[Start of section]
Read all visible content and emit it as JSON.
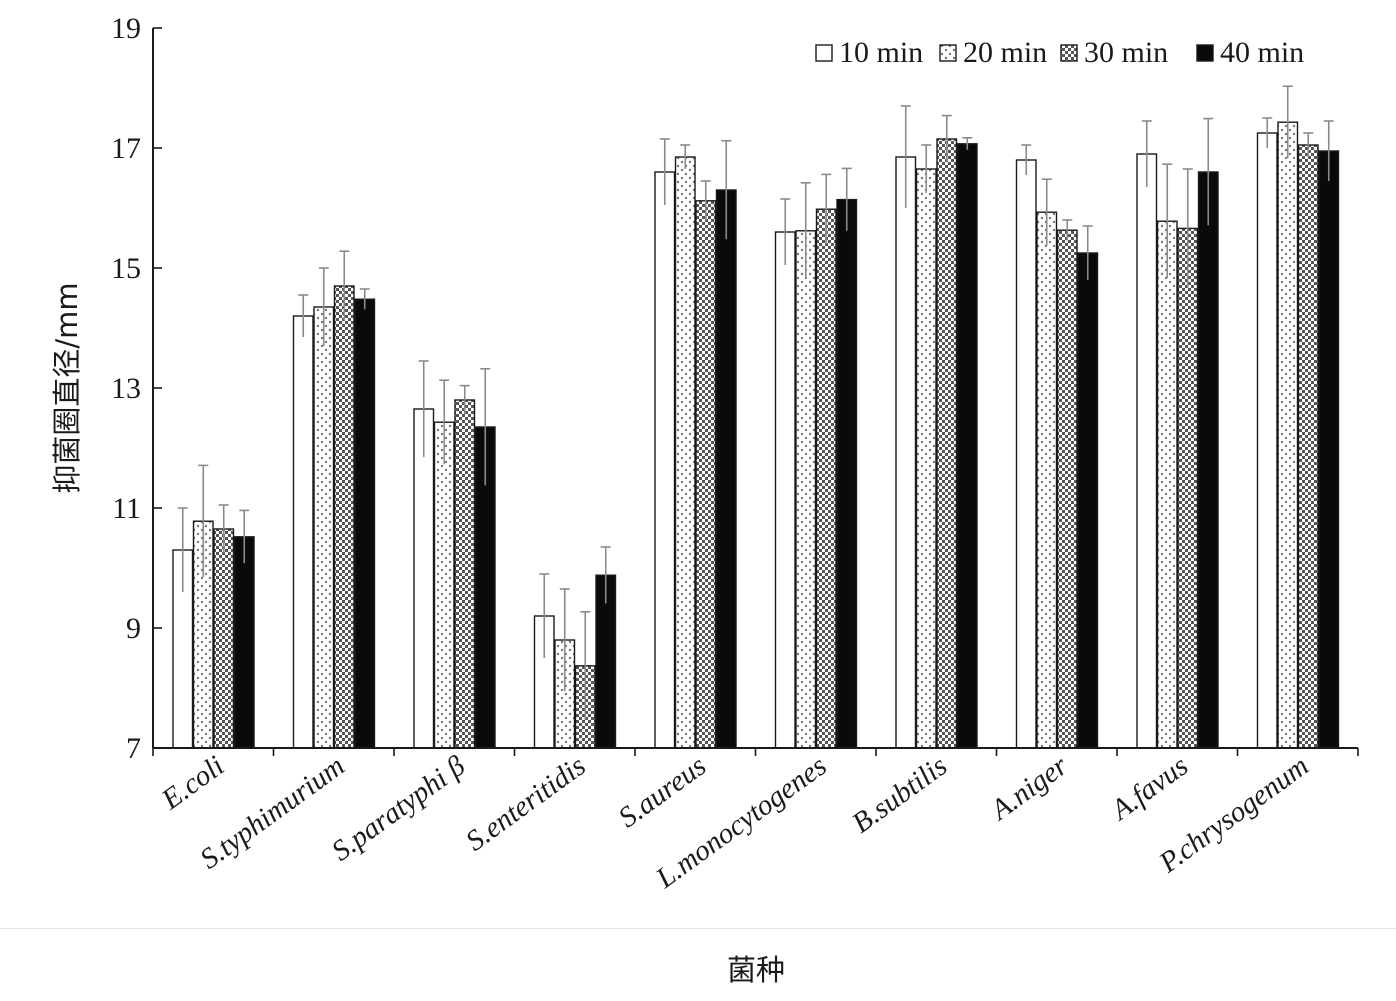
{
  "chart_data": {
    "type": "bar",
    "xlabel": "菌种",
    "ylabel": "抑菌圈直径/mm",
    "ylim": [
      7,
      19
    ],
    "yticks": [
      7,
      9,
      11,
      13,
      15,
      17,
      19
    ],
    "grid": false,
    "legend_position": "top-right",
    "categories": [
      "E.coli",
      "S.typhimurium",
      "S.paratyphi β",
      "S.enteritidis",
      "S.aureus",
      "L.monocytogenes",
      "B.subtilis",
      "A.niger",
      "A.favus",
      "P.chrysogenum"
    ],
    "series": [
      {
        "name": "10 min",
        "pattern": "plain-white",
        "values": [
          10.3,
          14.2,
          12.65,
          9.2,
          16.6,
          15.6,
          16.85,
          16.8,
          16.9,
          17.25
        ],
        "errors": [
          0.7,
          0.35,
          0.8,
          0.7,
          0.55,
          0.55,
          0.85,
          0.25,
          0.55,
          0.25
        ]
      },
      {
        "name": "20 min",
        "pattern": "white-dotted",
        "values": [
          10.78,
          14.35,
          12.43,
          8.8,
          16.85,
          15.62,
          16.65,
          15.93,
          15.78,
          17.43
        ],
        "errors": [
          0.93,
          0.65,
          0.7,
          0.85,
          0.2,
          0.8,
          0.4,
          0.55,
          0.95,
          0.6
        ]
      },
      {
        "name": "30 min",
        "pattern": "gray-checkered",
        "values": [
          10.65,
          14.7,
          12.8,
          8.37,
          16.12,
          15.98,
          17.15,
          15.63,
          15.66,
          17.05
        ],
        "errors": [
          0.4,
          0.58,
          0.24,
          0.9,
          0.33,
          0.58,
          0.39,
          0.17,
          0.99,
          0.2
        ]
      },
      {
        "name": "40 min",
        "pattern": "solid-black",
        "values": [
          10.52,
          14.48,
          12.35,
          9.88,
          16.3,
          16.14,
          17.07,
          15.25,
          16.6,
          16.95
        ],
        "errors": [
          0.44,
          0.17,
          0.97,
          0.47,
          0.82,
          0.52,
          0.1,
          0.45,
          0.89,
          0.5
        ]
      }
    ]
  },
  "colors": {
    "axis": "#1a1a1a",
    "bar_outline": "#1a1a1a",
    "dotted_fill": "#ffffff",
    "dotted_dot": "#777777",
    "checker_dark": "#555555",
    "checker_light": "#ffffff",
    "solid": "#0a0a0a",
    "error_bar": "#8a8a8a"
  }
}
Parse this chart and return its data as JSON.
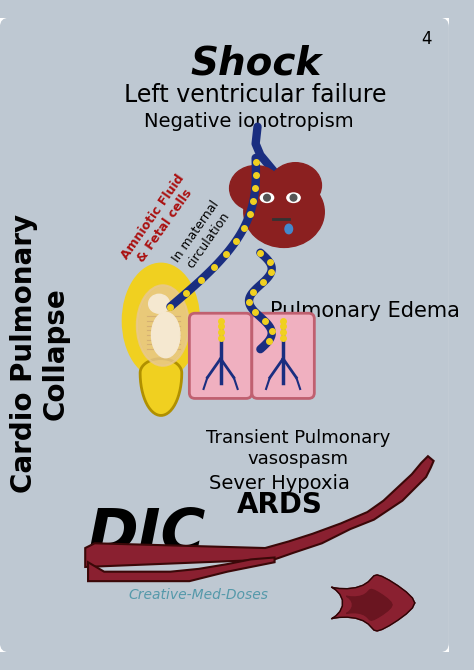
{
  "bg_color": "#bec8d2",
  "title": "Shock",
  "title_fontsize": 28,
  "subtitle": "Left ventricular failure",
  "subtitle_fontsize": 17,
  "neg_iono": "Negative ionotropism",
  "neg_iono_fontsize": 14,
  "cardio_text": "Cardio Pulmonary\nCollapse",
  "cardio_fontsize": 20,
  "pulm_edema": "Pulmonary Edema",
  "pulm_edema_fontsize": 15,
  "transient": "Transient Pulmonary\nvasospasm",
  "transient_fontsize": 13,
  "sever": "Sever Hypoxia",
  "sever_fontsize": 14,
  "ards": "ARDS",
  "ards_fontsize": 20,
  "dic": "DIC",
  "dic_fontsize": 44,
  "credit": "Creative-Med-Doses",
  "credit_fontsize": 10,
  "amniotic_text": "Amniotic Fluid\n& Fetal cells",
  "amniotic_fontsize": 9,
  "maternal_text": "In maternal\ncirculation",
  "maternal_fontsize": 9,
  "page_num": "4",
  "dark_red": "#8B2020",
  "blue": "#1a2e80",
  "yellow": "#f0d020",
  "pink": "#f0b0c0",
  "red_dark": "#8a2030"
}
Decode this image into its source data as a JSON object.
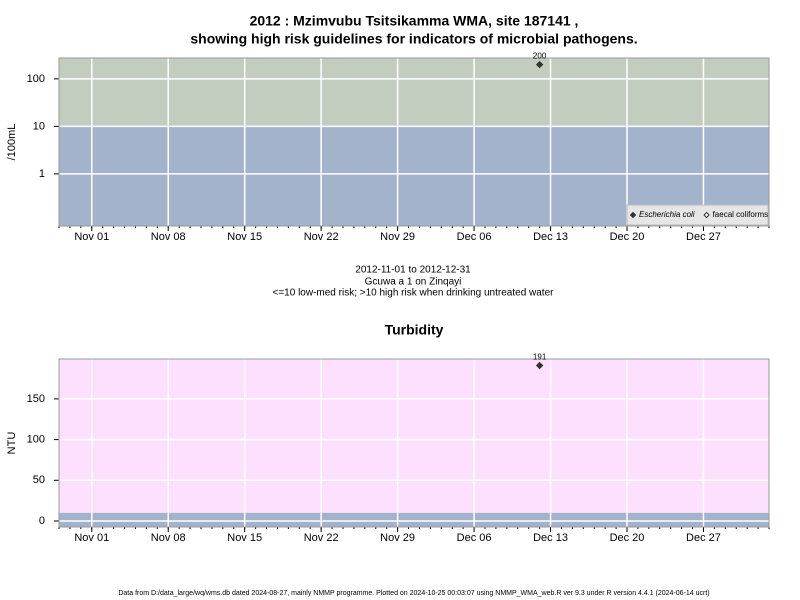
{
  "title": "2012 : Mzimvubu Tsitsikamma WMA, site 187141 ,",
  "subtitle": "showing high risk guidelines for indicators of microbial pathogens.",
  "notes": [
    "2012-11-01 to 2012-12-31",
    "Gcuwa a 1 on Zinqayi",
    "<=10 low-med risk; >10 high risk when drinking untreated water"
  ],
  "footer": "Data from D:/data_large/wq/wms.db dated 2024-08-27, mainly NMMP programme. Plotted on 2024-10-25 00:03:07 using NMMP_WMA_web.R ver 9.3 under R version 4.4.1 (2024-06-14 ucrt)",
  "chart_data": [
    {
      "type": "scatter",
      "y_label": "/100mL",
      "log_y": true,
      "grid": true,
      "legend": "bottom-right",
      "threshold": 10,
      "below_color": "#a2b3cb",
      "above_color": "#c2cdc0",
      "x": [
        "2012-12-12"
      ],
      "xlim": [
        "2012-10-29",
        "2013-01-02"
      ],
      "xticks": [
        {
          "value": "2012-11-01",
          "label": "Nov 01"
        },
        {
          "value": "2012-11-08",
          "label": "Nov 08"
        },
        {
          "value": "2012-11-15",
          "label": "Nov 15"
        },
        {
          "value": "2012-11-22",
          "label": "Nov 22"
        },
        {
          "value": "2012-11-29",
          "label": "Nov 29"
        },
        {
          "value": "2012-12-06",
          "label": "Dec 06"
        },
        {
          "value": "2012-12-13",
          "label": "Dec 13"
        },
        {
          "value": "2012-12-20",
          "label": "Dec 20"
        },
        {
          "value": "2012-12-27",
          "label": "Dec 27"
        }
      ],
      "ylim": [
        0.08,
        275
      ],
      "yticks": [
        1,
        10,
        100
      ],
      "series": [
        {
          "name": "Escherichia coli",
          "color": "#333333",
          "values": [
            200
          ]
        },
        {
          "name": "faecal coliforms",
          "color": "#ffffff",
          "values": [
            null
          ]
        }
      ]
    },
    {
      "type": "scatter",
      "title": "Turbidity",
      "y_label": "NTU",
      "log_y": false,
      "grid": true,
      "threshold": 10,
      "below_color": "#a2b3cb",
      "above_color": "#fde0fd",
      "x": [
        "2012-12-12"
      ],
      "xlim": [
        "2012-10-29",
        "2013-01-02"
      ],
      "xticks": [
        {
          "value": "2012-11-01",
          "label": "Nov 01"
        },
        {
          "value": "2012-11-08",
          "label": "Nov 08"
        },
        {
          "value": "2012-11-15",
          "label": "Nov 15"
        },
        {
          "value": "2012-11-22",
          "label": "Nov 22"
        },
        {
          "value": "2012-11-29",
          "label": "Nov 29"
        },
        {
          "value": "2012-12-06",
          "label": "Dec 06"
        },
        {
          "value": "2012-12-13",
          "label": "Dec 13"
        },
        {
          "value": "2012-12-20",
          "label": "Dec 20"
        },
        {
          "value": "2012-12-27",
          "label": "Dec 27"
        }
      ],
      "ylim": [
        -7.4,
        199
      ],
      "yticks": [
        0,
        50,
        100,
        150
      ],
      "series": [
        {
          "name": "Turbidity",
          "color": "#333333",
          "values": [
            191
          ]
        }
      ]
    }
  ]
}
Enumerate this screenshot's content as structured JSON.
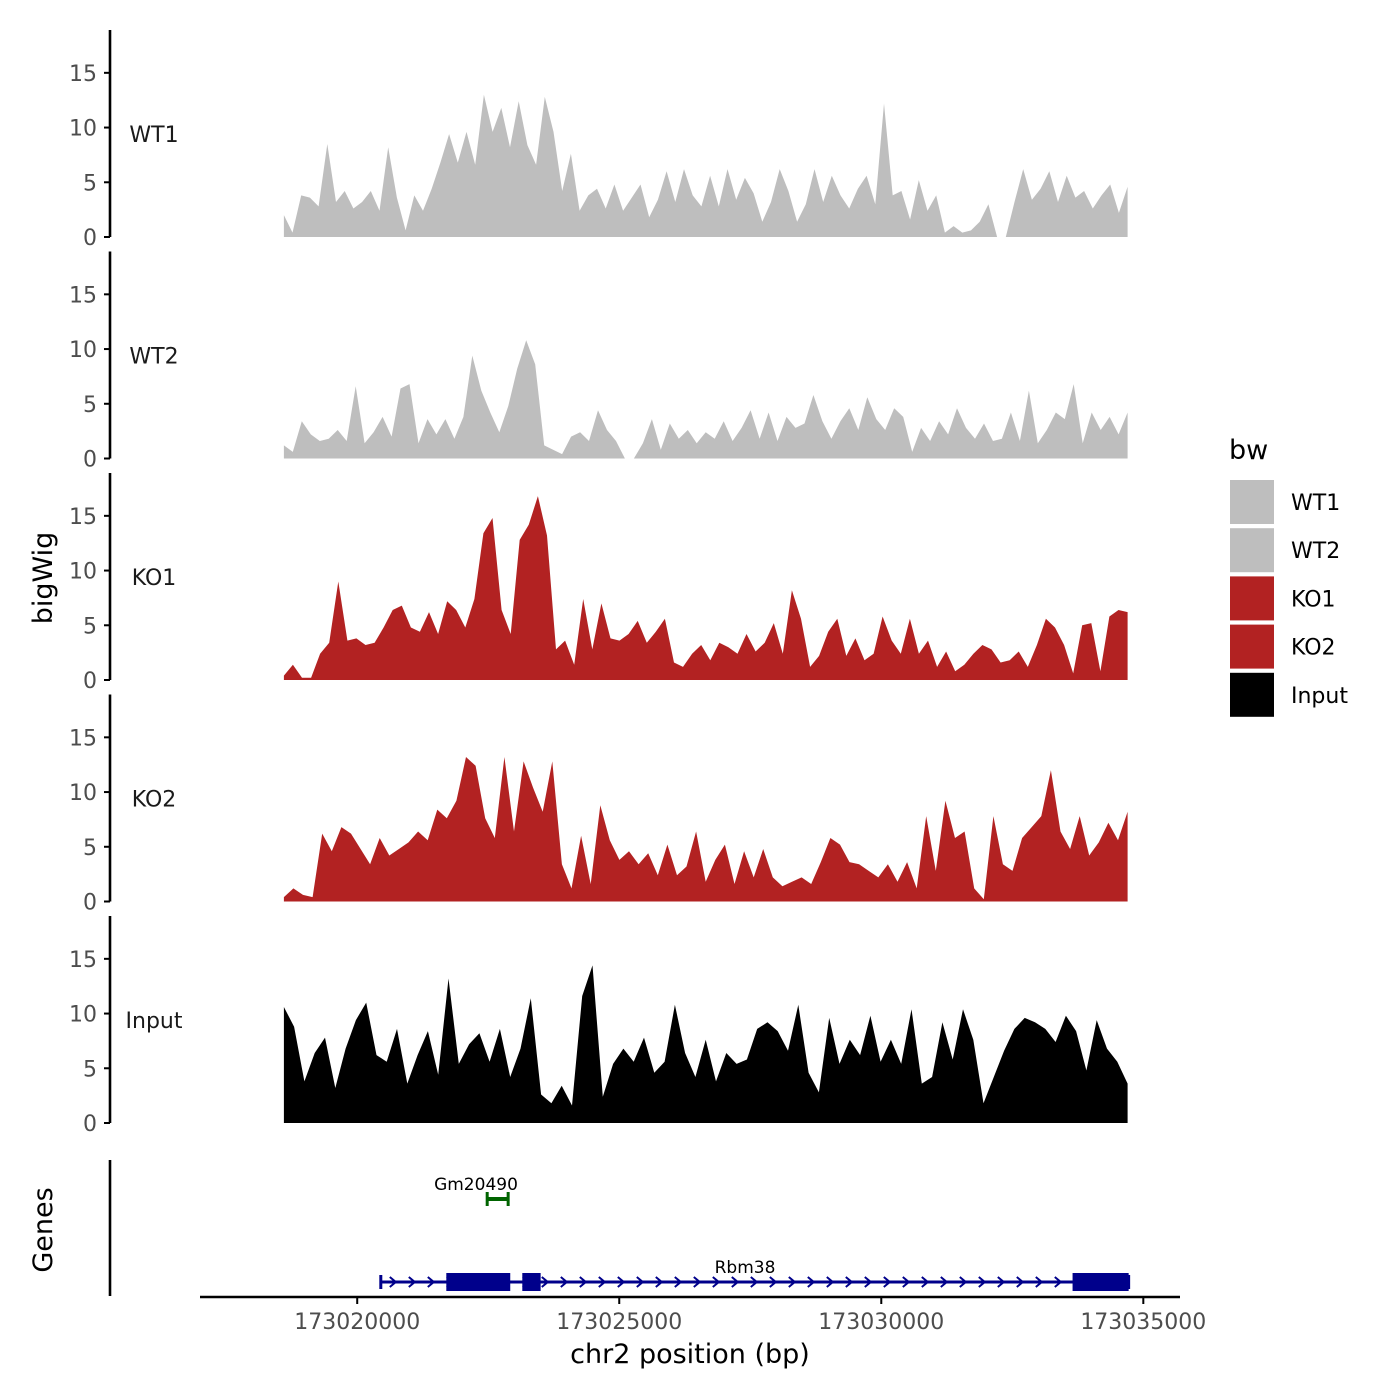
{
  "chart_data": {
    "type": "area",
    "ylabel": "bigWig",
    "xlabel": "chr2 position (bp)",
    "x_range": [
      173017000,
      173035700
    ],
    "x_ticks": [
      173020000,
      173025000,
      173030000,
      173035000
    ],
    "x_tick_labels": [
      "173020000",
      "173025000",
      "173030000",
      "173035000"
    ],
    "ylim": [
      0,
      18
    ],
    "y_ticks": [
      0,
      5,
      10,
      15
    ],
    "y_tick_labels": [
      "0",
      "5",
      "10",
      "15"
    ],
    "series": [
      {
        "name": "WT1",
        "color": "#bebebe",
        "x_start": 173018600,
        "x_end": 173034700,
        "values": [
          2,
          0.4,
          3.8,
          3.6,
          2.8,
          8.5,
          3.2,
          4.2,
          2.6,
          3.2,
          4.2,
          2.4,
          8.2,
          3.6,
          0.6,
          3.8,
          2.4,
          4.4,
          6.8,
          9.4,
          6.8,
          9.6,
          6.6,
          13,
          9.6,
          11.8,
          8.2,
          12.4,
          8.4,
          6.6,
          12.8,
          9.6,
          4.2,
          7.6,
          2.4,
          3.8,
          4.4,
          2.6,
          4.8,
          2.4,
          3.6,
          4.8,
          1.8,
          3.4,
          6,
          3.2,
          6.2,
          3.8,
          2.8,
          5.6,
          2.8,
          6.2,
          3.4,
          5.4,
          4,
          1.4,
          3.2,
          6.2,
          4.2,
          1.4,
          3,
          6.2,
          3.2,
          5.6,
          3.8,
          2.6,
          4.4,
          5.6,
          3,
          12.2,
          3.8,
          4.2,
          1.6,
          5.2,
          2.4,
          3.8,
          0.4,
          1,
          0.4,
          0.6,
          1.4,
          3,
          0,
          0,
          3.2,
          6.2,
          3.4,
          4.4,
          6,
          3.2,
          5.6,
          3.6,
          4.2,
          2.6,
          3.8,
          4.8,
          2.2,
          4.6
        ]
      },
      {
        "name": "WT2",
        "color": "#bebebe",
        "x_start": 173018600,
        "x_end": 173034700,
        "values": [
          1.2,
          0.6,
          3.4,
          2.2,
          1.6,
          1.8,
          2.6,
          1.6,
          6.6,
          1.4,
          2.4,
          3.8,
          2,
          6.4,
          6.8,
          1.4,
          3.6,
          2.2,
          3.6,
          1.8,
          3.8,
          9.4,
          6.2,
          4.2,
          2.4,
          4.8,
          8.2,
          10.8,
          8.6,
          1.2,
          0.8,
          0.4,
          2,
          2.4,
          1.6,
          4.4,
          2.6,
          1.6,
          0,
          0,
          1.4,
          3.6,
          0.8,
          3.2,
          1.8,
          2.6,
          1.4,
          2.4,
          1.8,
          3.4,
          1.6,
          2.8,
          4.4,
          1.8,
          4.2,
          1.6,
          3.8,
          2.8,
          3.2,
          5.8,
          3.4,
          1.8,
          3.4,
          4.6,
          2.6,
          5.6,
          3.6,
          2.6,
          4.6,
          3.8,
          0.6,
          2.8,
          1.6,
          3.4,
          2.2,
          4.6,
          2.8,
          1.8,
          3.2,
          1.6,
          1.8,
          4.2,
          1.6,
          6.2,
          1.4,
          2.6,
          4.2,
          3.6,
          6.8,
          1.4,
          4.2,
          2.6,
          3.8,
          2.2,
          4.2
        ]
      },
      {
        "name": "KO1",
        "color": "#b22222",
        "x_start": 173018600,
        "x_end": 173034700,
        "values": [
          0.4,
          1.4,
          0.2,
          0.2,
          2.4,
          3.4,
          9,
          3.6,
          3.8,
          3.2,
          3.4,
          4.8,
          6.4,
          6.8,
          4.8,
          4.4,
          6.2,
          4.2,
          7.2,
          6.4,
          4.8,
          7.4,
          13.4,
          14.8,
          6.4,
          4.2,
          12.8,
          14.2,
          16.8,
          13.2,
          2.8,
          3.6,
          1.4,
          7.4,
          2.8,
          7,
          3.8,
          3.6,
          4.2,
          5.4,
          3.4,
          4.4,
          5.6,
          1.6,
          1.2,
          2.4,
          3.2,
          1.8,
          3.4,
          3,
          2.4,
          4.2,
          2.6,
          3.4,
          5.2,
          2.4,
          8.2,
          5.6,
          1.2,
          2.2,
          4.4,
          5.6,
          2.2,
          3.8,
          1.8,
          2.4,
          5.8,
          3.6,
          2.4,
          5.6,
          2.4,
          3.6,
          1.2,
          2.6,
          0.8,
          1.4,
          2.4,
          3.2,
          2.8,
          1.6,
          1.8,
          2.6,
          1.2,
          3.2,
          5.6,
          4.8,
          3.2,
          0.6,
          5,
          5.2,
          0.8,
          5.8,
          6.4,
          6.2
        ]
      },
      {
        "name": "KO2",
        "color": "#b22222",
        "x_start": 173018600,
        "x_end": 173034700,
        "values": [
          0.4,
          1.2,
          0.6,
          0.4,
          6.2,
          4.6,
          6.8,
          6.2,
          4.8,
          3.4,
          5.8,
          4.2,
          4.8,
          5.4,
          6.4,
          5.6,
          8.4,
          7.6,
          9.2,
          13.2,
          12.4,
          7.6,
          5.8,
          13.2,
          6.4,
          12.8,
          10.4,
          8.2,
          12.8,
          3.4,
          1.2,
          6,
          1.6,
          8.8,
          5.6,
          3.8,
          4.6,
          3.4,
          4.4,
          2.4,
          5.2,
          2.4,
          3.2,
          6.4,
          1.8,
          3.8,
          5.2,
          1.6,
          4.6,
          2.2,
          4.8,
          2.2,
          1.4,
          1.8,
          2.2,
          1.6,
          3.6,
          5.8,
          5.2,
          3.6,
          3.4,
          2.8,
          2.2,
          3.4,
          1.8,
          3.6,
          1.2,
          7.8,
          2.8,
          9.2,
          5.8,
          6.4,
          1.2,
          0.2,
          7.8,
          3.4,
          2.8,
          5.8,
          6.8,
          7.8,
          12,
          6.4,
          4.8,
          7.8,
          4.2,
          5.4,
          7.2,
          5.6,
          8.2
        ]
      },
      {
        "name": "Input",
        "color": "#000000",
        "x_start": 173018600,
        "x_end": 173034700,
        "values": [
          10.6,
          8.8,
          3.8,
          6.4,
          7.8,
          3.2,
          6.8,
          9.4,
          11,
          6.2,
          5.6,
          8.6,
          3.6,
          6.2,
          8.4,
          4.4,
          13.2,
          5.4,
          7.2,
          8.2,
          5.6,
          8.6,
          4.2,
          6.8,
          11.4,
          2.6,
          1.8,
          3.4,
          1.6,
          11.6,
          14.4,
          2.4,
          5.4,
          6.8,
          5.6,
          7.8,
          4.6,
          5.6,
          10.8,
          6.4,
          4.2,
          7.6,
          3.8,
          6.4,
          5.4,
          5.8,
          8.6,
          9.2,
          8.4,
          6.6,
          10.8,
          4.6,
          2.8,
          9.6,
          5.4,
          7.6,
          6.2,
          9.8,
          5.6,
          7.6,
          5.4,
          10.4,
          3.6,
          4.2,
          9.2,
          5.8,
          10.4,
          7.6,
          1.8,
          4.2,
          6.6,
          8.6,
          9.6,
          9.2,
          8.6,
          7.4,
          9.8,
          8.4,
          4.8,
          9.4,
          6.8,
          5.6,
          3.6
        ]
      }
    ],
    "genes_track": {
      "label": "Genes",
      "genes": [
        {
          "name": "Gm20490",
          "start": 173022480,
          "end": 173022880,
          "strand": "+",
          "color": "#006400"
        },
        {
          "name": "Rbm38",
          "start": 173020450,
          "end": 173034720,
          "strand": "+",
          "color": "#00008b",
          "exons": [
            [
              173021700,
              173022920
            ],
            [
              173023150,
              173023500
            ],
            [
              173033650,
              173034720
            ]
          ]
        }
      ]
    },
    "legend": {
      "title": "bw",
      "position": "right",
      "items": [
        {
          "label": "WT1",
          "color": "#bebebe"
        },
        {
          "label": "WT2",
          "color": "#bebebe"
        },
        {
          "label": "KO1",
          "color": "#b22222"
        },
        {
          "label": "KO2",
          "color": "#b22222"
        },
        {
          "label": "Input",
          "color": "#000000"
        }
      ]
    }
  }
}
[End of section]
## Directions for this task
Would you copy every line of the entries that includes the word "white"?

## Task response
        "pattern": "plain-white",
        "pattern": "white-dotted",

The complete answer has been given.